→ Exercise
Without the pictures, output the records below word for word.
-.-.-
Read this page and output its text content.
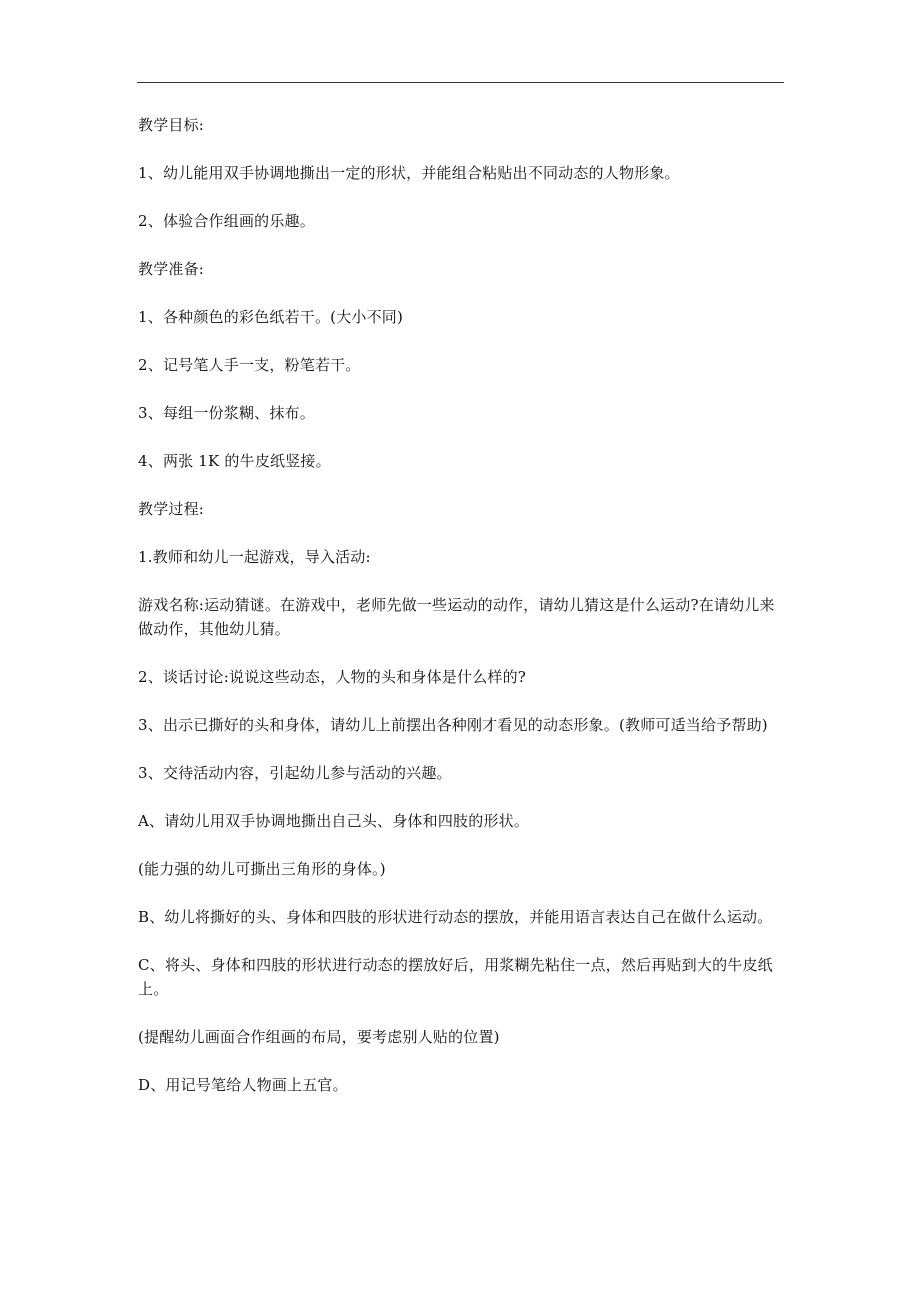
教学目标:

1、幼儿能用双手协调地撕出一定的形状，并能组合粘贴出不同动态的人物形象。

2、体验合作组画的乐趣。

教学准备:

1、各种颜色的彩色纸若干。(大小不同)

2、记号笔人手一支，粉笔若干。

3、每组一份浆糊、抹布。

4、两张 1K 的牛皮纸竖接。

教学过程:

1.教师和幼儿一起游戏，导入活动:

游戏名称:运动猜谜。在游戏中，老师先做一些运动的动作，请幼儿猜这是什么运动?在请幼儿来做动作，其他幼儿猜。

2、谈话讨论:说说这些动态，人物的头和身体是什么样的?

3、出示已撕好的头和身体，请幼儿上前摆出各种刚才看见的动态形象。(教师可适当给予帮助)

3、交待活动内容，引起幼儿参与活动的兴趣。

A、请幼儿用双手协调地撕出自己头、身体和四肢的形状。

(能力强的幼儿可撕出三角形的身体。)

B、幼儿将撕好的头、身体和四肢的形状进行动态的摆放，并能用语言表达自己在做什么运动。

C、将头、身体和四肢的形状进行动态的摆放好后，用浆糊先粘住一点，然后再贴到大的牛皮纸上。

(提醒幼儿画面合作组画的布局，要考虑别人贴的位置)

D、用记号笔给人物画上五官。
-.-.-
→ Exercise solution
Read this page and output its text content.
教学目标:

1、幼儿能用双手协调地撕出一定的形状，并能组合粘贴出不同动态的人物形象。

2、体验合作组画的乐趣。

教学准备:

1、各种颜色的彩色纸若干。(大小不同)

2、记号笔人手一支，粉笔若干。

3、每组一份浆糊、抹布。

4、两张 1K 的牛皮纸竖接。

教学过程:

1.教师和幼儿一起游戏，导入活动:

游戏名称:运动猜谜。在游戏中，老师先做一些运动的动作，请幼儿猜这是什么运动?在请幼儿来做动作，其他幼儿猜。

2、谈话讨论:说说这些动态，人物的头和身体是什么样的?

3、出示已撕好的头和身体，请幼儿上前摆出各种刚才看见的动态形象。(教师可适当给予帮助)

3、交待活动内容，引起幼儿参与活动的兴趣。

A、请幼儿用双手协调地撕出自己头、身体和四肢的形状。

(能力强的幼儿可撕出三角形的身体。)

B、幼儿将撕好的头、身体和四肢的形状进行动态的摆放，并能用语言表达自己在做什么运动。

C、将头、身体和四肢的形状进行动态的摆放好后，用浆糊先粘住一点，然后再贴到大的牛皮纸上。

(提醒幼儿画面合作组画的布局，要考虑别人贴的位置)

D、用记号笔给人物画上五官。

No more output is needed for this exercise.